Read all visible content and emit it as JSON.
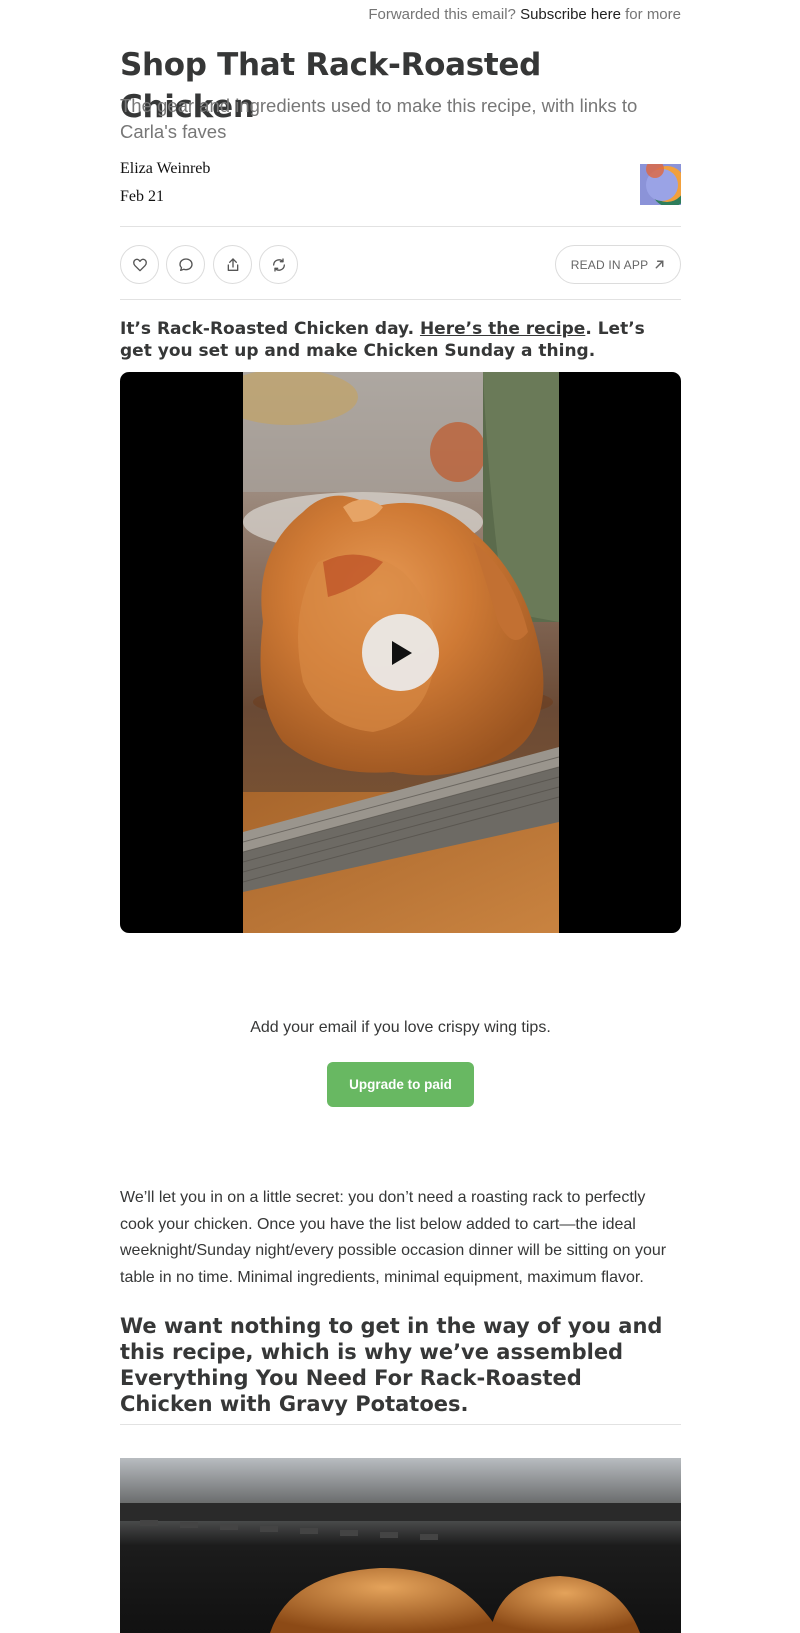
{
  "forward_bar": {
    "prefix": "Forwarded this email?",
    "link": "Subscribe here",
    "suffix": "for more"
  },
  "post": {
    "title": "Shop That Rack-Roasted Chicken",
    "subtitle": "The gear and ingredients used to make this recipe, with links to Carla's faves",
    "author": "Eliza Weinreb",
    "date": "Feb 21"
  },
  "actions": {
    "like_icon": "heart-icon",
    "comment_icon": "comment-icon",
    "share_icon": "share-icon",
    "restack_icon": "restack-icon",
    "read_in_app": "READ IN APP"
  },
  "intro": {
    "lead": "It’s Rack-Roasted Chicken day.",
    "link": "Here’s the recipe",
    "tail": ". Let’s get you set up and make Chicken Sunday a thing."
  },
  "video": {
    "play_icon": "play-icon"
  },
  "cta": {
    "text": "Add your email if you love crispy wing tips.",
    "button": "Upgrade to paid",
    "button_color": "#68b862"
  },
  "body": {
    "paragraph": "We’ll let you in on a little secret: you don’t need a roasting rack to perfectly cook your chicken. Once you have the list below added to cart—the ideal weeknight/Sunday night/every possible occasion dinner will be sitting on your table in no time. Minimal ingredients, minimal equipment, maximum flavor.",
    "heading": "We want nothing to get in the way of you and this recipe, which is why we’ve assembled Everything You Need For Rack-Roasted Chicken with Gravy Potatoes."
  }
}
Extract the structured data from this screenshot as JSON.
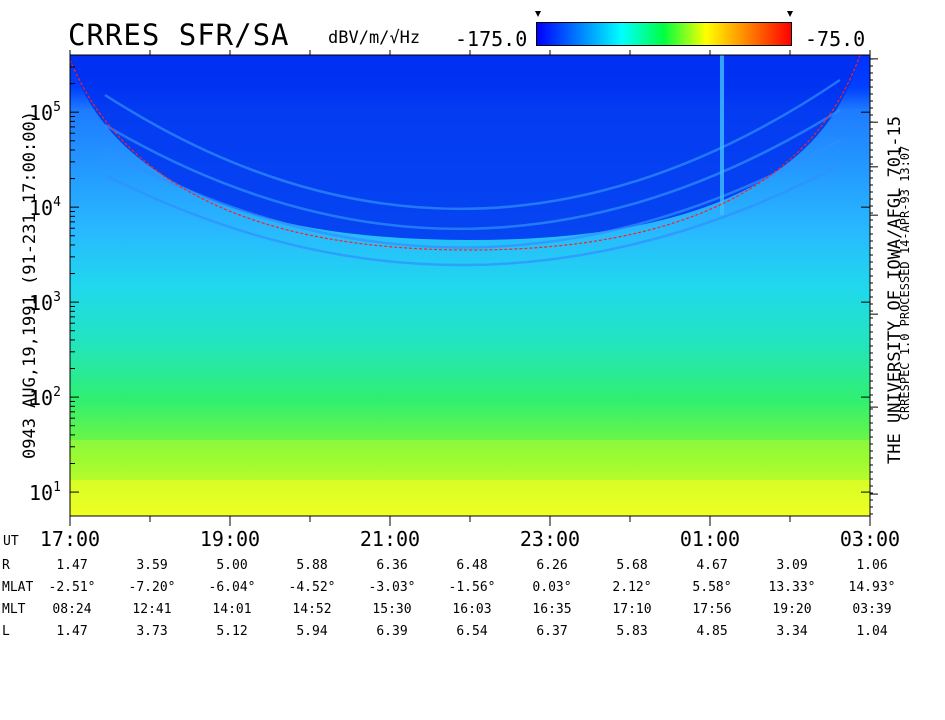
{
  "header": {
    "title": "CRRES SFR/SA",
    "units": "dBV/m/√Hz",
    "cb_min": "-175.0",
    "cb_max": "-75.0"
  },
  "left_label": "0943  AUG,19,1991  (91-231 17:00:00)",
  "right_label": "THE UNIVERSITY OF IOWA/AFGL  701-15",
  "right_sub": "CRRESPEC 1.0   PROCESSED 14-APR-93  13:07",
  "chart_data": {
    "type": "heatmap",
    "title": "CRRES SFR/SA",
    "colorbar": {
      "label": "dBV/m/√Hz",
      "min": -175.0,
      "max": -75.0,
      "colors": [
        "#0000ff",
        "#0080ff",
        "#00ffff",
        "#00ff40",
        "#ffff00",
        "#ff8000",
        "#ff0000"
      ]
    },
    "x_tick_labels": [
      "17:00",
      "19:00",
      "21:00",
      "23:00",
      "01:00",
      "03:00"
    ],
    "x_range_hours": [
      17,
      27
    ],
    "y_scale": "log",
    "y_ticks": [
      {
        "base": "10",
        "exp": "1",
        "value": 10
      },
      {
        "base": "10",
        "exp": "2",
        "value": 100
      },
      {
        "base": "10",
        "exp": "3",
        "value": 1000
      },
      {
        "base": "10",
        "exp": "4",
        "value": 10000
      },
      {
        "base": "10",
        "exp": "5",
        "value": 100000
      }
    ],
    "y_range": [
      5.6,
      400000
    ],
    "upper_hybrid_trace_L": [
      1.47,
      3.73,
      5.12,
      5.94,
      6.39,
      6.54,
      6.37,
      5.83,
      4.85,
      3.34,
      1.04
    ]
  },
  "ephemeris": {
    "ut_label": "UT",
    "rows": [
      {
        "label": "R",
        "values": [
          "1.47",
          "3.59",
          "5.00",
          "5.88",
          "6.36",
          "6.48",
          "6.26",
          "5.68",
          "4.67",
          "3.09",
          "1.06"
        ]
      },
      {
        "label": "MLAT",
        "values": [
          "-2.51°",
          "-7.20°",
          "-6.04°",
          "-4.52°",
          "-3.03°",
          "-1.56°",
          "0.03°",
          "2.12°",
          "5.58°",
          "13.33°",
          "14.93°"
        ]
      },
      {
        "label": "MLT",
        "values": [
          "08:24",
          "12:41",
          "14:01",
          "14:52",
          "15:30",
          "16:03",
          "16:35",
          "17:10",
          "17:56",
          "19:20",
          "03:39"
        ]
      },
      {
        "label": "L",
        "values": [
          "1.47",
          "3.73",
          "5.12",
          "5.94",
          "6.39",
          "6.54",
          "6.37",
          "5.83",
          "4.85",
          "3.34",
          "1.04"
        ]
      }
    ]
  }
}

************

* DO THIS
Quote the records above in full, dropping each picture.

* RESULT FOR THIS EXERCISE
Read all visible content and emit it as JSON.
{
  "forward_bar": {
    "prefix": "Forwarded this email?",
    "link": "Subscribe here",
    "suffix": "for more"
  },
  "post": {
    "title": "Shop That Rack-Roasted Chicken",
    "subtitle": "The gear and ingredients used to make this recipe, with links to Carla's faves",
    "author": "Eliza Weinreb",
    "date": "Feb 21"
  },
  "actions": {
    "like_icon": "heart-icon",
    "comment_icon": "comment-icon",
    "share_icon": "share-icon",
    "restack_icon": "restack-icon",
    "read_in_app": "READ IN APP"
  },
  "intro": {
    "lead": "It’s Rack-Roasted Chicken day.",
    "link": "Here’s the recipe",
    "tail": ". Let’s get you set up and make Chicken Sunday a thing."
  },
  "video": {
    "play_icon": "play-icon"
  },
  "cta": {
    "text": "Add your email if you love crispy wing tips.",
    "button": "Upgrade to paid",
    "button_color": "#68b862"
  },
  "body": {
    "paragraph": "We’ll let you in on a little secret: you don’t need a roasting rack to perfectly cook your chicken. Once you have the list below added to cart—the ideal weeknight/Sunday night/every possible occasion dinner will be sitting on your table in no time. Minimal ingredients, minimal equipment, maximum flavor.",
    "heading": "We want nothing to get in the way of you and this recipe, which is why we’ve assembled Everything You Need For Rack-Roasted Chicken with Gravy Potatoes."
  }
}
Extract the structured data from this screenshot as JSON.
{
  "header": {
    "title": "CRRES SFR/SA",
    "units": "dBV/m/√Hz",
    "cb_min": "-175.0",
    "cb_max": "-75.0"
  },
  "left_label": "0943  AUG,19,1991  (91-231 17:00:00)",
  "right_label": "THE UNIVERSITY OF IOWA/AFGL  701-15",
  "right_sub": "CRRESPEC 1.0   PROCESSED 14-APR-93  13:07",
  "chart_data": {
    "type": "heatmap",
    "title": "CRRES SFR/SA",
    "colorbar": {
      "label": "dBV/m/√Hz",
      "min": -175.0,
      "max": -75.0,
      "colors": [
        "#0000ff",
        "#0080ff",
        "#00ffff",
        "#00ff40",
        "#ffff00",
        "#ff8000",
        "#ff0000"
      ]
    },
    "x_tick_labels": [
      "17:00",
      "19:00",
      "21:00",
      "23:00",
      "01:00",
      "03:00"
    ],
    "x_range_hours": [
      17,
      27
    ],
    "y_scale": "log",
    "y_ticks": [
      {
        "base": "10",
        "exp": "1",
        "value": 10
      },
      {
        "base": "10",
        "exp": "2",
        "value": 100
      },
      {
        "base": "10",
        "exp": "3",
        "value": 1000
      },
      {
        "base": "10",
        "exp": "4",
        "value": 10000
      },
      {
        "base": "10",
        "exp": "5",
        "value": 100000
      }
    ],
    "y_range": [
      5.6,
      400000
    ],
    "upper_hybrid_trace_L": [
      1.47,
      3.73,
      5.12,
      5.94,
      6.39,
      6.54,
      6.37,
      5.83,
      4.85,
      3.34,
      1.04
    ]
  },
  "ephemeris": {
    "ut_label": "UT",
    "rows": [
      {
        "label": "R",
        "values": [
          "1.47",
          "3.59",
          "5.00",
          "5.88",
          "6.36",
          "6.48",
          "6.26",
          "5.68",
          "4.67",
          "3.09",
          "1.06"
        ]
      },
      {
        "label": "MLAT",
        "values": [
          "-2.51°",
          "-7.20°",
          "-6.04°",
          "-4.52°",
          "-3.03°",
          "-1.56°",
          "0.03°",
          "2.12°",
          "5.58°",
          "13.33°",
          "14.93°"
        ]
      },
      {
        "label": "MLT",
        "values": [
          "08:24",
          "12:41",
          "14:01",
          "14:52",
          "15:30",
          "16:03",
          "16:35",
          "17:10",
          "17:56",
          "19:20",
          "03:39"
        ]
      },
      {
        "label": "L",
        "values": [
          "1.47",
          "3.73",
          "5.12",
          "5.94",
          "6.39",
          "6.54",
          "6.37",
          "5.83",
          "4.85",
          "3.34",
          "1.04"
        ]
      }
    ]
  }
}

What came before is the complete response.